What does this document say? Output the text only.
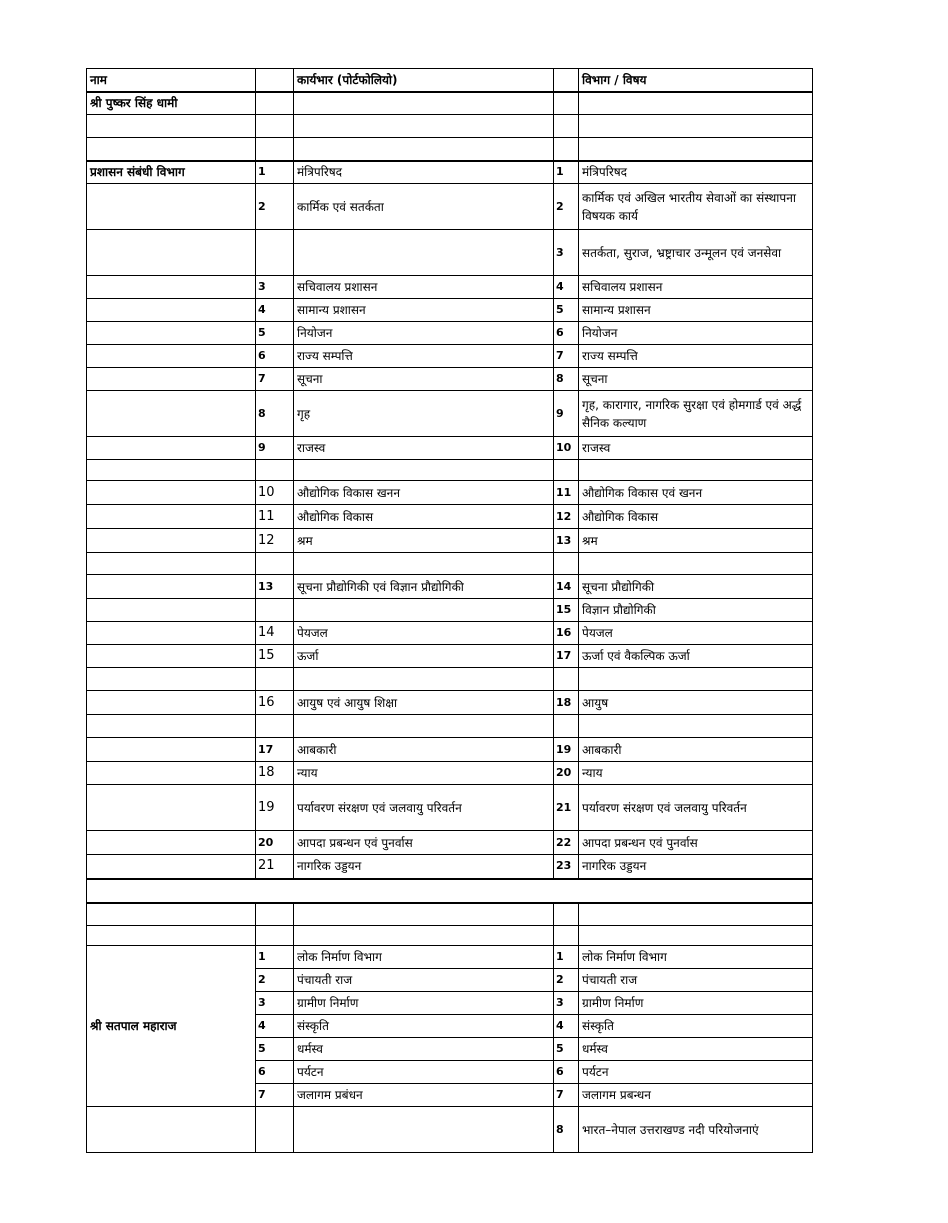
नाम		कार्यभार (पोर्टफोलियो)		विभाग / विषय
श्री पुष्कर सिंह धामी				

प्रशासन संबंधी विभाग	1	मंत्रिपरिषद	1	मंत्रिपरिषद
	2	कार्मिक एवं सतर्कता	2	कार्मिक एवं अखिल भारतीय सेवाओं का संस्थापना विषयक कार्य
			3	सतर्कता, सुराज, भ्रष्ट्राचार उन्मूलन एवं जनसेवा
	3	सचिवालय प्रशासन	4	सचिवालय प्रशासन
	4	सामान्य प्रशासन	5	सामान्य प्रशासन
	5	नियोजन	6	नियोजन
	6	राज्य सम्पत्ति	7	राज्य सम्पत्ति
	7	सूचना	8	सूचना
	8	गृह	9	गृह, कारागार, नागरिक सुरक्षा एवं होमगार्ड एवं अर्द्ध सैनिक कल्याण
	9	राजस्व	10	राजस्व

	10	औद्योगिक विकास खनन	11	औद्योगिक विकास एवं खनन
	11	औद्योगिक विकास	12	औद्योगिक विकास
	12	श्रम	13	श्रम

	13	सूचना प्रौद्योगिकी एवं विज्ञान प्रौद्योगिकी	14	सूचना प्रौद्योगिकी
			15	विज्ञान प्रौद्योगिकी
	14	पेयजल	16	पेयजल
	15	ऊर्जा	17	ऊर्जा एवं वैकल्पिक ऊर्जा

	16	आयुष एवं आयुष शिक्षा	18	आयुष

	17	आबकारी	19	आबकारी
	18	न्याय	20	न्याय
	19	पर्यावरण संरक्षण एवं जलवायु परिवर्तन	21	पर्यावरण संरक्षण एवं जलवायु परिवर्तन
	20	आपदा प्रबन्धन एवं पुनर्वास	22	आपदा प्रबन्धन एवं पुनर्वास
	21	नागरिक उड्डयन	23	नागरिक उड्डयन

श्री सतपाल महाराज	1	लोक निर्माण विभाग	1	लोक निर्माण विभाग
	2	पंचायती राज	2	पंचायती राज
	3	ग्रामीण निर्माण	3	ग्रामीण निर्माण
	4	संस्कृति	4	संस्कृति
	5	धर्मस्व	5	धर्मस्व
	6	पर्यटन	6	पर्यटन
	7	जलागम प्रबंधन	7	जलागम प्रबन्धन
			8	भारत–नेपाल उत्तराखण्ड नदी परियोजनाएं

----------

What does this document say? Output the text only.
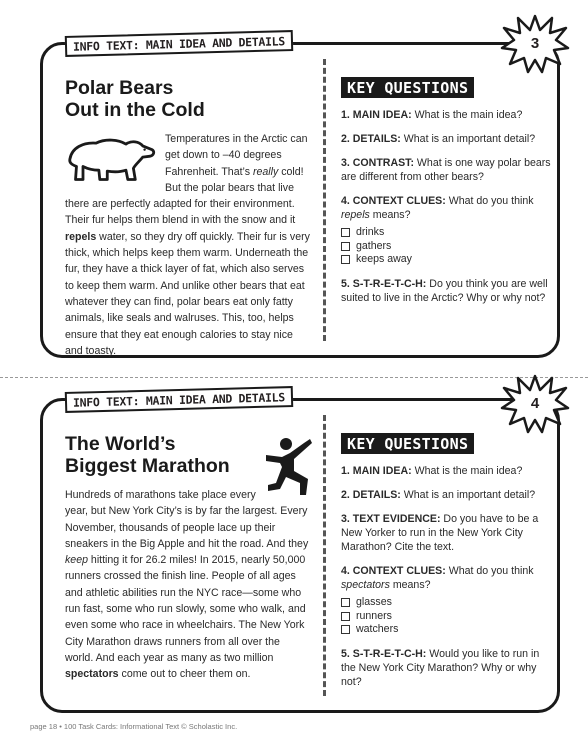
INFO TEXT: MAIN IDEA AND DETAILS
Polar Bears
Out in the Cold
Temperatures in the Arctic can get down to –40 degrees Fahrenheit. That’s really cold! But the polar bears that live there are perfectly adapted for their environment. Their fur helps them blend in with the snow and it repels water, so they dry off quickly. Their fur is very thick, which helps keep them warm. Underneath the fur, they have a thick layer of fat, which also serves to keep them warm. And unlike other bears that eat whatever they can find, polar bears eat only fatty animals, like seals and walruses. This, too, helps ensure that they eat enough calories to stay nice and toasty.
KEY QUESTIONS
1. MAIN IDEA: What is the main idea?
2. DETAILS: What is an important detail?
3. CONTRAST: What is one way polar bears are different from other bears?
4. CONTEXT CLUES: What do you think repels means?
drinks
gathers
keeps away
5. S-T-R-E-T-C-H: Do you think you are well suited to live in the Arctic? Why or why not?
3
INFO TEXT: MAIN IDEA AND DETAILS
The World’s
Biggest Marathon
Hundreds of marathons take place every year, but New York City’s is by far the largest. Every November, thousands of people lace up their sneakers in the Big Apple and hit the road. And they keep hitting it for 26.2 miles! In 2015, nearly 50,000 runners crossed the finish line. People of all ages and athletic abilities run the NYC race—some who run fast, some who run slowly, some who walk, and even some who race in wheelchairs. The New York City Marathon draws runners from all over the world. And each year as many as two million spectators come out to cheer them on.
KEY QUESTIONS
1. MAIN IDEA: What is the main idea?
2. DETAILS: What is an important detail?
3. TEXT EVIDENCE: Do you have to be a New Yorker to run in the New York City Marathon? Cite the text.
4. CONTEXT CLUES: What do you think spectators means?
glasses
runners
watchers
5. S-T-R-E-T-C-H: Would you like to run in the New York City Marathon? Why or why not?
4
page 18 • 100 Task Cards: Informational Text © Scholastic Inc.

----------

[Exercise task] Copy each line in the data that holds the word "runners".

[Solution for this task]
Hundreds of marathons take place every year, but New York City’s is by far the largest. Every November, thousands of people lace up their sneakers in the Big Apple and hit the road. And they keep hitting it for 26.2 miles! In 2015, nearly 50,000 runners crossed the finish line. People of all ages and athletic abilities run the NYC race—some who run fast, some who run slowly, some who walk, and even some who race in wheelchairs. The New York City Marathon draws runners from all over the world. And each year as many as two million spectators come out to cheer them on.
runners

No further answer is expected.